EXERCISE OBJECTIVE
Quote word for word the lines below, from the first line through the line containing "x-tick-label: 4 [137,427,146,443]", with both ends included.

[Saved data entries]
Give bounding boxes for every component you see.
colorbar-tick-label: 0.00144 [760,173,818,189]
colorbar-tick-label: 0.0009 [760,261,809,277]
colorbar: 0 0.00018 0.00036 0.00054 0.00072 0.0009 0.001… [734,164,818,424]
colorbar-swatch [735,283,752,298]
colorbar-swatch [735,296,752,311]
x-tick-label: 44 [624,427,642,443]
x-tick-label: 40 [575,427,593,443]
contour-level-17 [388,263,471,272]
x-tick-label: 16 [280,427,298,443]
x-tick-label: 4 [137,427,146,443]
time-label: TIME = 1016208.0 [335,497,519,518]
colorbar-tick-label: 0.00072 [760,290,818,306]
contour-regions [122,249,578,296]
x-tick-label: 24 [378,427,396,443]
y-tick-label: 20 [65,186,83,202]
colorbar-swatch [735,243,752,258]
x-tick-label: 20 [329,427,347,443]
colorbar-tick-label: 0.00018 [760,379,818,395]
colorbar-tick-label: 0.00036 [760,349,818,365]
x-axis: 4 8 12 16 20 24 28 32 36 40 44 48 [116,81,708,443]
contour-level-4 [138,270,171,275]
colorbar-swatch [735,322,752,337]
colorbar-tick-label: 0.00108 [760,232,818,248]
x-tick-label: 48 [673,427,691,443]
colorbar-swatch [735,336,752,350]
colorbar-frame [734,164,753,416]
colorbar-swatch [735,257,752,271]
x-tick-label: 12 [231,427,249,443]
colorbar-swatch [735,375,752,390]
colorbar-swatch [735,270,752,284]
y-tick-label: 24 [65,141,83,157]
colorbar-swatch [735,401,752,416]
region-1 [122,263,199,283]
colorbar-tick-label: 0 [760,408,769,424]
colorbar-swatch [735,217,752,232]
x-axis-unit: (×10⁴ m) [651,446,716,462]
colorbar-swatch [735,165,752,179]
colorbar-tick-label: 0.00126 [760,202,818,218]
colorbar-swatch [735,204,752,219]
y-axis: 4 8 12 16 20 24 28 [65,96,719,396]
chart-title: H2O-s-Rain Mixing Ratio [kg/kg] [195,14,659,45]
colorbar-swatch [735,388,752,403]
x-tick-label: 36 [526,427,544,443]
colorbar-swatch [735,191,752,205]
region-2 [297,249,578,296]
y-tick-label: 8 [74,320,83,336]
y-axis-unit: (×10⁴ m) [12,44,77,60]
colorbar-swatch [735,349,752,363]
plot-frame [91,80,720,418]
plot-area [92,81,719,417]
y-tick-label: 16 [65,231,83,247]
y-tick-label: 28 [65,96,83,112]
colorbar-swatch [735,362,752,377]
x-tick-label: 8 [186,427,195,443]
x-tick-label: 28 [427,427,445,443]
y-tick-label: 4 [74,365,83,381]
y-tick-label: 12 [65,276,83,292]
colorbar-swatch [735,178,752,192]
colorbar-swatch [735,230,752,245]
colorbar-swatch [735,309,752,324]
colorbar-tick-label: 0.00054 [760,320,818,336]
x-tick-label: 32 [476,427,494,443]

RIGHT ANSWER
Give bounding boxes for every component you see.
colorbar-tick-label: 0.00144 [760,173,818,189]
colorbar-tick-label: 0.0009 [760,261,809,277]
colorbar: 0 0.00018 0.00036 0.00054 0.00072 0.0009 0.001… [734,164,818,424]
colorbar-swatch [735,283,752,298]
colorbar-swatch [735,296,752,311]
x-tick-label: 44 [624,427,642,443]
x-tick-label: 40 [575,427,593,443]
contour-level-17 [388,263,471,272]
x-tick-label: 16 [280,427,298,443]
x-tick-label: 4 [137,427,146,443]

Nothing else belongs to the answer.